- **Supplied information**
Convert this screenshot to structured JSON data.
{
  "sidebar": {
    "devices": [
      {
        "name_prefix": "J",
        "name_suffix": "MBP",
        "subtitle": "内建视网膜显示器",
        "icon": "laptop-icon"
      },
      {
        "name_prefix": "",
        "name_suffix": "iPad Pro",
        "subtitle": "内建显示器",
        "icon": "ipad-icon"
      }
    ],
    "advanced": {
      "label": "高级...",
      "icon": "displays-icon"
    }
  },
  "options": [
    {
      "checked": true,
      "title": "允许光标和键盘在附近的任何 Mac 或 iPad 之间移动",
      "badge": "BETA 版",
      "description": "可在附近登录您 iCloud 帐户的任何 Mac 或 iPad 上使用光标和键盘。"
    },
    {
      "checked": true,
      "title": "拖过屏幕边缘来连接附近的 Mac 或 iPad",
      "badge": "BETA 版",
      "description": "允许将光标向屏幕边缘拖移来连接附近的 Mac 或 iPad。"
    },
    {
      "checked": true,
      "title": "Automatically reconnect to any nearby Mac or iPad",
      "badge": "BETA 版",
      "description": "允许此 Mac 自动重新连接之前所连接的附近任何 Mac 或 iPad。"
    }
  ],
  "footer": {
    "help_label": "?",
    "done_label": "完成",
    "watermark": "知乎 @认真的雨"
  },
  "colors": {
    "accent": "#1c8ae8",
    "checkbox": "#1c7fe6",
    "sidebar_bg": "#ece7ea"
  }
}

- **Aim**
Give the entries again in full, exactly as they are written.

- **Task solution**
Convert this screenshot to structured JSON data.
{
  "sidebar": {
    "devices": [
      {
        "name_prefix": "J",
        "name_suffix": "MBP",
        "subtitle": "内建视网膜显示器",
        "icon": "laptop-icon"
      },
      {
        "name_prefix": "",
        "name_suffix": "iPad Pro",
        "subtitle": "内建显示器",
        "icon": "ipad-icon"
      }
    ],
    "advanced": {
      "label": "高级...",
      "icon": "displays-icon"
    }
  },
  "options": [
    {
      "checked": true,
      "title": "允许光标和键盘在附近的任何 Mac 或 iPad 之间移动",
      "badge": "BETA 版",
      "description": "可在附近登录您 iCloud 帐户的任何 Mac 或 iPad 上使用光标和键盘。"
    },
    {
      "checked": true,
      "title": "拖过屏幕边缘来连接附近的 Mac 或 iPad",
      "badge": "BETA 版",
      "description": "允许将光标向屏幕边缘拖移来连接附近的 Mac 或 iPad。"
    },
    {
      "checked": true,
      "title": "Automatically reconnect to any nearby Mac or iPad",
      "badge": "BETA 版",
      "description": "允许此 Mac 自动重新连接之前所连接的附近任何 Mac 或 iPad。"
    }
  ],
  "footer": {
    "help_label": "?",
    "done_label": "完成",
    "watermark": "知乎 @认真的雨"
  },
  "colors": {
    "accent": "#1c8ae8",
    "checkbox": "#1c7fe6",
    "sidebar_bg": "#ece7ea"
  }
}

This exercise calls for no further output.